TASK TO COMPLETE -> With the pictures omitted, write out the entries that follow exactly as they stand.

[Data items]

───

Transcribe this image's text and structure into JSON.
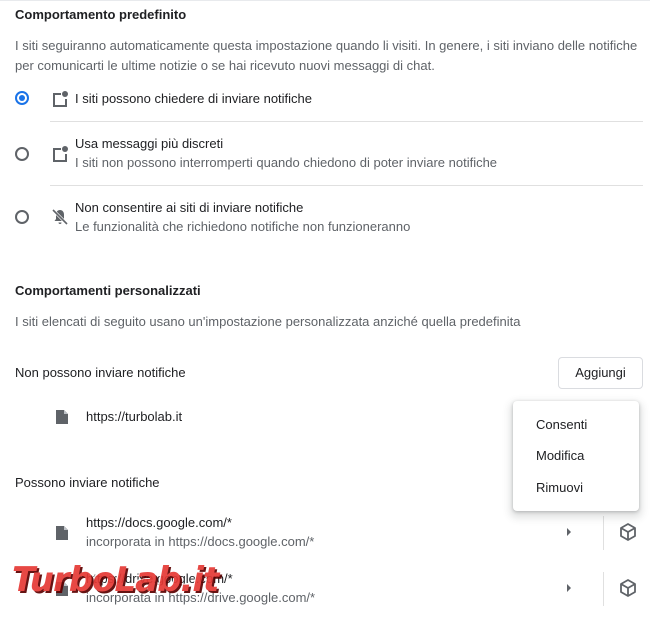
{
  "default_behavior": {
    "title": "Comportamento predefinito",
    "description": "I siti seguiranno automaticamente questa impostazione quando li visiti. In genere, i siti inviano delle notifiche per comunicarti le ultime notizie o se hai ricevuto nuovi messaggi di chat.",
    "options": [
      {
        "label": "I siti possono chiedere di inviare notifiche",
        "sublabel": "",
        "selected": true,
        "icon": "notification-icon"
      },
      {
        "label": "Usa messaggi più discreti",
        "sublabel": "I siti non possono interromperti quando chiedono di poter inviare notifiche",
        "selected": false,
        "icon": "notification-icon"
      },
      {
        "label": "Non consentire ai siti di inviare notifiche",
        "sublabel": "Le funzionalità che richiedono notifiche non funzioneranno",
        "selected": false,
        "icon": "notifications-off-icon"
      }
    ]
  },
  "custom_behavior": {
    "title": "Comportamenti personalizzati",
    "description": "I siti elencati di seguito usano un'impostazione personalizzata anziché quella predefinita",
    "blocked": {
      "heading": "Non possono inviare notifiche",
      "add_label": "Aggiungi",
      "sites": [
        {
          "url": "https://turbolab.it"
        }
      ]
    },
    "allowed": {
      "heading": "Possono inviare notifiche",
      "sites": [
        {
          "url": "https://docs.google.com/*",
          "embedded": "incorporata in https://docs.google.com/*"
        },
        {
          "url": "https://drive.google.com/*",
          "embedded": "incorporata in https://drive.google.com/*"
        }
      ]
    }
  },
  "context_menu": {
    "items": [
      "Consenti",
      "Modifica",
      "Rimuovi"
    ]
  },
  "watermark": "TurboLab.it",
  "colors": {
    "accent": "#1a73e8",
    "watermark": "#e53935"
  }
}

───

TASK RESPONSE ->
Transcribe this image's text and structure into JSON.
{
  "default_behavior": {
    "title": "Comportamento predefinito",
    "description": "I siti seguiranno automaticamente questa impostazione quando li visiti. In genere, i siti inviano delle notifiche per comunicarti le ultime notizie o se hai ricevuto nuovi messaggi di chat.",
    "options": [
      {
        "label": "I siti possono chiedere di inviare notifiche",
        "sublabel": "",
        "selected": true,
        "icon": "notification-icon"
      },
      {
        "label": "Usa messaggi più discreti",
        "sublabel": "I siti non possono interromperti quando chiedono di poter inviare notifiche",
        "selected": false,
        "icon": "notification-icon"
      },
      {
        "label": "Non consentire ai siti di inviare notifiche",
        "sublabel": "Le funzionalità che richiedono notifiche non funzioneranno",
        "selected": false,
        "icon": "notifications-off-icon"
      }
    ]
  },
  "custom_behavior": {
    "title": "Comportamenti personalizzati",
    "description": "I siti elencati di seguito usano un'impostazione personalizzata anziché quella predefinita",
    "blocked": {
      "heading": "Non possono inviare notifiche",
      "add_label": "Aggiungi",
      "sites": [
        {
          "url": "https://turbolab.it"
        }
      ]
    },
    "allowed": {
      "heading": "Possono inviare notifiche",
      "sites": [
        {
          "url": "https://docs.google.com/*",
          "embedded": "incorporata in https://docs.google.com/*"
        },
        {
          "url": "https://drive.google.com/*",
          "embedded": "incorporata in https://drive.google.com/*"
        }
      ]
    }
  },
  "context_menu": {
    "items": [
      "Consenti",
      "Modifica",
      "Rimuovi"
    ]
  },
  "watermark": "TurboLab.it",
  "colors": {
    "accent": "#1a73e8",
    "watermark": "#e53935"
  }
}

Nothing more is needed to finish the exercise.